Start

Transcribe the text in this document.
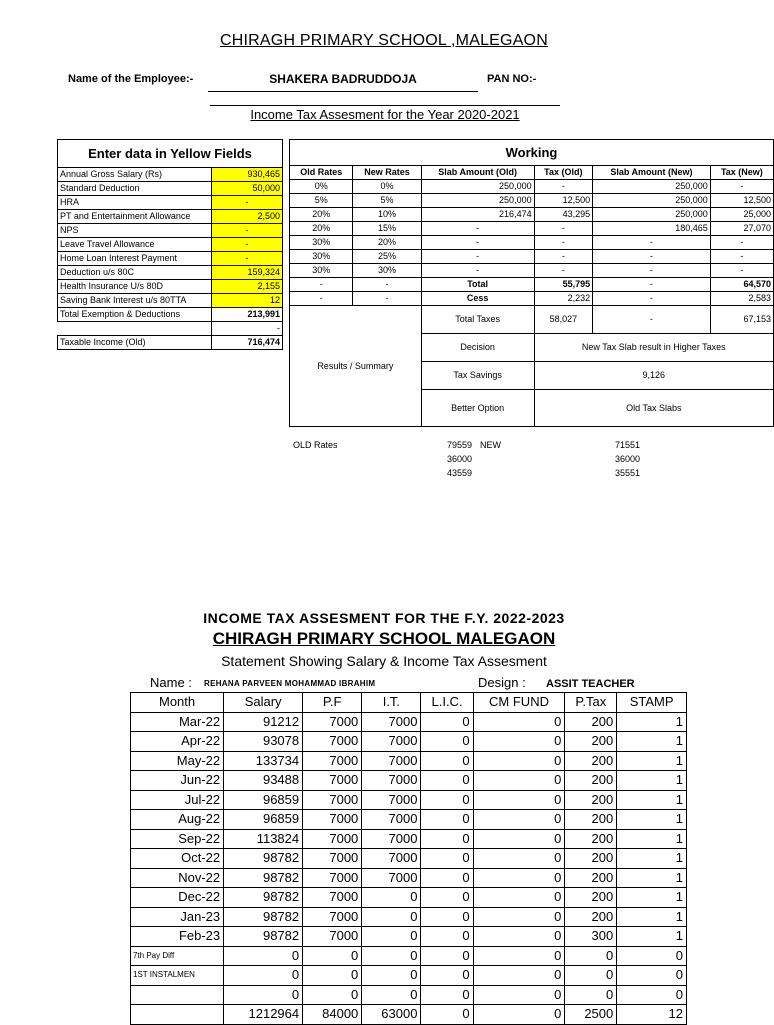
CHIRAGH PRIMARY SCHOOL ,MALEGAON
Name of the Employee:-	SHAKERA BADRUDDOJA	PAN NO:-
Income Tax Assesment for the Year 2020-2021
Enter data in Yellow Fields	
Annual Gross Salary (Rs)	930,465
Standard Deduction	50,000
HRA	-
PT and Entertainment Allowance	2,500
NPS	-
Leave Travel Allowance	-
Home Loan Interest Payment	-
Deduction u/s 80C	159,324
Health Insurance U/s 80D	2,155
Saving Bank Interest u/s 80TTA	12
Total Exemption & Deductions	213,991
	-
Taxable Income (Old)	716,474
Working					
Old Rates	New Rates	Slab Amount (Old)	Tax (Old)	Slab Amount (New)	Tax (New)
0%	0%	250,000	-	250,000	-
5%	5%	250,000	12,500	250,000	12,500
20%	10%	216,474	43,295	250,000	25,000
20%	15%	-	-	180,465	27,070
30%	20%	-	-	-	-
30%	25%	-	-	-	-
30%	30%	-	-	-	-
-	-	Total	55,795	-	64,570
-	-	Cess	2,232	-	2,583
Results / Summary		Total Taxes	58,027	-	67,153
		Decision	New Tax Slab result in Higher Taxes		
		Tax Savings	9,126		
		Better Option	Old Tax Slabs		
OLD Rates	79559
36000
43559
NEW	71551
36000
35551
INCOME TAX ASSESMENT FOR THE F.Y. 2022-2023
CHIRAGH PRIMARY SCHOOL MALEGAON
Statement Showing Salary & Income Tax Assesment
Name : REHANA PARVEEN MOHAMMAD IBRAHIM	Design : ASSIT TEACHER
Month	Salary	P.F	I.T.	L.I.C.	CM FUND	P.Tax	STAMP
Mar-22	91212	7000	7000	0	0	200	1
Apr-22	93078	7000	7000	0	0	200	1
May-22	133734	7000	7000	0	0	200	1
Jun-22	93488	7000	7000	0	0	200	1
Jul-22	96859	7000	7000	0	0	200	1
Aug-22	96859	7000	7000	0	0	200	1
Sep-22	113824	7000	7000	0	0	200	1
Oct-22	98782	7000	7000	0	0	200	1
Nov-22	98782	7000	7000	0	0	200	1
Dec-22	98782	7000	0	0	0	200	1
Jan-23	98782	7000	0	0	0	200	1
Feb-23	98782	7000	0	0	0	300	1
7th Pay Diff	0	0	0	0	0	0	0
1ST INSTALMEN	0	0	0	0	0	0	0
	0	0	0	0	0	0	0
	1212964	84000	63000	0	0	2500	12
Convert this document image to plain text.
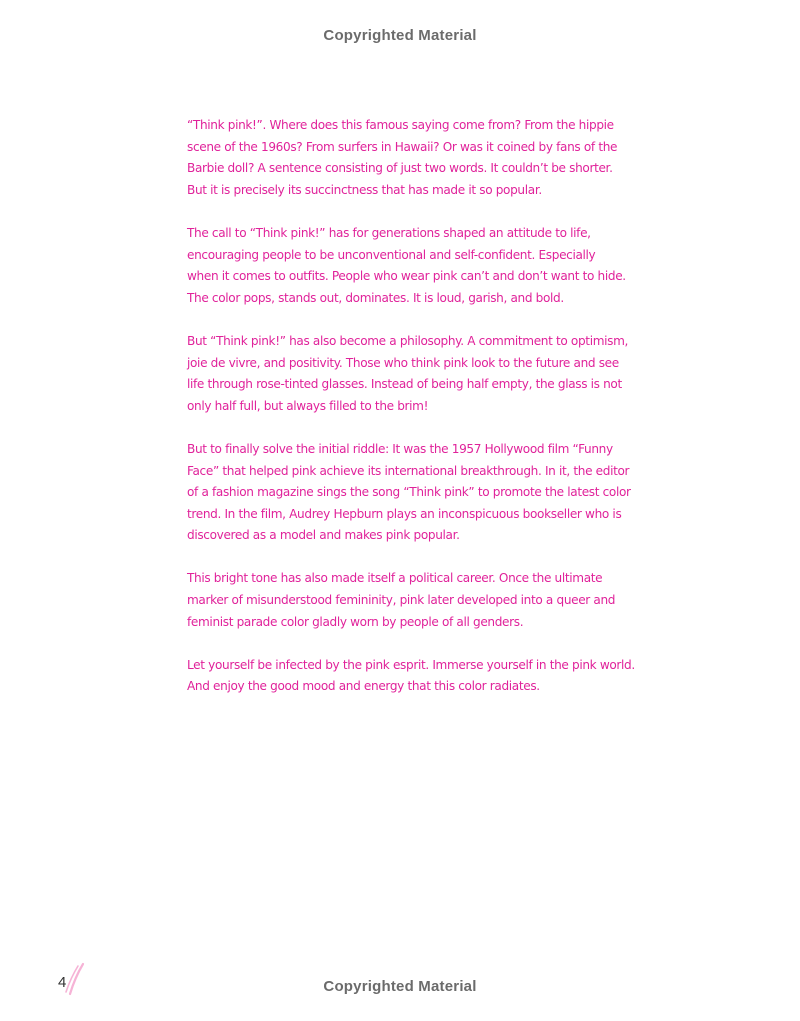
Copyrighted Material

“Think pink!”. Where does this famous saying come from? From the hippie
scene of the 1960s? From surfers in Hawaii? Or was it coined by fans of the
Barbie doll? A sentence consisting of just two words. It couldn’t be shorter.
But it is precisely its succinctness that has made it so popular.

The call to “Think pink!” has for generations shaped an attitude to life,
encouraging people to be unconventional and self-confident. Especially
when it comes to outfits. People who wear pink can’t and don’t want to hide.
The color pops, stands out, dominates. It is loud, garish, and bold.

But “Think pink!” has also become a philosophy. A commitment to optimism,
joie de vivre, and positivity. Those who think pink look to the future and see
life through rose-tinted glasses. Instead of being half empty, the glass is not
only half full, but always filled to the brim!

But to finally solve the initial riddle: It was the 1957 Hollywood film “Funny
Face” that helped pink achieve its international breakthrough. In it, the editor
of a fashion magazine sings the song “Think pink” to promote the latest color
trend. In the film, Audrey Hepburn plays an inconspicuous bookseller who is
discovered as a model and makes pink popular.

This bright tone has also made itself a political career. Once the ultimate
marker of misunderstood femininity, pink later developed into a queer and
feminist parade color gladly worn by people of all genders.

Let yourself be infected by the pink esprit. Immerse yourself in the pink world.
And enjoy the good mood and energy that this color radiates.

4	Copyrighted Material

End
Start

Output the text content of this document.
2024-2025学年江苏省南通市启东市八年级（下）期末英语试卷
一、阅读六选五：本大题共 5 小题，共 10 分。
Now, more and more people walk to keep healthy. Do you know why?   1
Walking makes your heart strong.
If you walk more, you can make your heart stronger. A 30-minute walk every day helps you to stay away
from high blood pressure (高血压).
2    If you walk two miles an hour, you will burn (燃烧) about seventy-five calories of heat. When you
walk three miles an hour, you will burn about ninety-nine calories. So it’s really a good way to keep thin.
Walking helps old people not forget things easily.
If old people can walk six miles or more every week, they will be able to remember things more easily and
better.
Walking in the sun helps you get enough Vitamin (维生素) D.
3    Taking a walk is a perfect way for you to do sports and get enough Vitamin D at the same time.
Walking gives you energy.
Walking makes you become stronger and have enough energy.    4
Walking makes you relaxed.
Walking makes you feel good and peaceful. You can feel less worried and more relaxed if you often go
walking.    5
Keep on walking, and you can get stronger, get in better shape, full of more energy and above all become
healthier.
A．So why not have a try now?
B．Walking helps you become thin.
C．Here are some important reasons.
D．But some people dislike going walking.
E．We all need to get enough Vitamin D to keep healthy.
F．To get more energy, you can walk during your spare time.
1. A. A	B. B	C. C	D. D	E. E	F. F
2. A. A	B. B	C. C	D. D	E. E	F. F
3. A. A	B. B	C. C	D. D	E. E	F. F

End

- [What is being asked]
Identify and extract each line of the listing that contains "film".

- [Task output]
But to finally solve the initial riddle: It was the 1957 Hollywood film “Funny
trend. In the film, Audrey Hepburn plays an inconspicuous bookseller who is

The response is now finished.